> _Passage shown_
◆ ◆ ◆ ◆ ◆
Capitalist innovation comes up with a new, pointless way to be cruel to incarcerated people!

The printed scans I collected were low-quality, including blurry, darkened family photos that left incarcerated people unable to make out their loved ones’ faces. Even the more readable scans left much to be desired—because, after all, physical mail is rarely just about reading. Incarcerated people couldn’t run their fingers over their loved ones’ handwriting, or grasp a piece of paper that had been held by someone familiar.

. . .

Thus, it’s doubly alarming that more facilities are moving toward restricting traditional physical correspondence in favor of scanning and printing or electronically delivering letters. The Florida Department of Corrections, for example, is considering adopting a policy that would digitize incoming (nonlegal) mail, forcing incarcerated people pay for printouts or to view their correspondence on a tablet or kiosk operated by the private company JPay, the Gainesville Sun recently reported. The Smart Communications’ MailGuard program, launched in Pennsylvania prisons in 2018, now operates in more than 110 facilities in 25 states, according to the current listing of facilities on the program’s portal for family members.
◆ ◆ ◆ ◆ ◆
> _Tasks to complete_
- A) Answer these questions about the passage on prison mail scanning:
(i) What does the passage say incarcerated people couldn't do with scanned mail that they could with physical letters?
(ii) Which private company operates the tablets or kiosks named in the Florida proposal?
(iii) In what year and in which state's prisons was the MailGuard program launched?
- B) Continue the passage on prison mail scanning after its final sentence.

Document layout analysis data:
◆ ◆ ◆ ◆ ◆
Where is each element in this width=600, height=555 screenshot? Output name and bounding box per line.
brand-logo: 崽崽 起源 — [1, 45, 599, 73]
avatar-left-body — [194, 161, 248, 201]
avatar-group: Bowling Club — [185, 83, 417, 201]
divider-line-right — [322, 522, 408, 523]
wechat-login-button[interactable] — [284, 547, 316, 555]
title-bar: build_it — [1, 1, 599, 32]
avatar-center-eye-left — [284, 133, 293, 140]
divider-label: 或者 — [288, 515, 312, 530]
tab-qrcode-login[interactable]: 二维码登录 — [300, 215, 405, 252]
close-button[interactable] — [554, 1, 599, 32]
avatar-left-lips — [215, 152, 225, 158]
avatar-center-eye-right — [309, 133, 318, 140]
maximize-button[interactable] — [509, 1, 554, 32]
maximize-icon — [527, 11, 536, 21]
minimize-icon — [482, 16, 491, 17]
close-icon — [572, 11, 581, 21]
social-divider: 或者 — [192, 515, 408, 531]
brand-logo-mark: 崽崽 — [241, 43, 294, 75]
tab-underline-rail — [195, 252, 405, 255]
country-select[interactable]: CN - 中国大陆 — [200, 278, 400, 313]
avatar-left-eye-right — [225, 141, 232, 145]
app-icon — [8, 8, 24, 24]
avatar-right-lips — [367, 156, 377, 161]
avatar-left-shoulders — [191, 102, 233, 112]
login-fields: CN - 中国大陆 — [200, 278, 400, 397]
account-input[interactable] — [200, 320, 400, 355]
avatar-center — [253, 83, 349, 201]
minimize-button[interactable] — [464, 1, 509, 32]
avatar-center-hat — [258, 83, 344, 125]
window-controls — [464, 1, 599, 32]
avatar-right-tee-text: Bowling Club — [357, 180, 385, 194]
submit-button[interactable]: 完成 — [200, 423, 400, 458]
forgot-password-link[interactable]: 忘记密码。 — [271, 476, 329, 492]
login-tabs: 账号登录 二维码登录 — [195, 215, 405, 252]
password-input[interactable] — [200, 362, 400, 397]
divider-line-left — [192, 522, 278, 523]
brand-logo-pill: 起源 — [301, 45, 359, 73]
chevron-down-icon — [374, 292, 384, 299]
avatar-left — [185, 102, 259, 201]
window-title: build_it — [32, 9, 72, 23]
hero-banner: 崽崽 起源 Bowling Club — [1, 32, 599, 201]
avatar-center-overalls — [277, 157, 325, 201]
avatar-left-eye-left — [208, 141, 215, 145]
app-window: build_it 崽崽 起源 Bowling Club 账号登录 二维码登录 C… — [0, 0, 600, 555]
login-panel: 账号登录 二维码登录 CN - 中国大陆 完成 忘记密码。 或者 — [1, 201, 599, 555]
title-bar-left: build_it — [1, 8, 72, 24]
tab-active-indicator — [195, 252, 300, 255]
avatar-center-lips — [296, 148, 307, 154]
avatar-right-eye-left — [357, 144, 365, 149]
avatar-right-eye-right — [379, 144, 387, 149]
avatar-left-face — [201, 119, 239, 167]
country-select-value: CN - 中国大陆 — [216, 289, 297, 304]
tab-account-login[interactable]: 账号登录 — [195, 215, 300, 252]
◆ ◆ ◆ ◆ ◆
> _Responses to the tasks_
- A)
(i) They couldn't run their fingers over their loved ones' handwriting or hold a piece of paper that someone familiar had held.
(ii) JPay.
(iii) 2018, in Pennsylvania prisons.

- B)
. . .

While physical mail has long been subject to surveillance by corrections officers, bringing in a private company to process correspondence, and storing that correspondence in electronic databases, changes the game.

And this surveillance is part of the point—”MailGuard® creates a searchable database and opens a whole new field of intelligence for your agency,” notes the Smart Communications website.

Death to America.

  • DetroitLolcat [he/him]
    ·
    edit-2
    3 years ago

    The privatization of services in public prisons is at least as large a problem as the existence of private prisons themselves. Everyone's focused on ending the latter, but the industry has already moved on to cashing in on the former.

    (the exception is immigration detention, which is almost entirely run by for-profit corporations)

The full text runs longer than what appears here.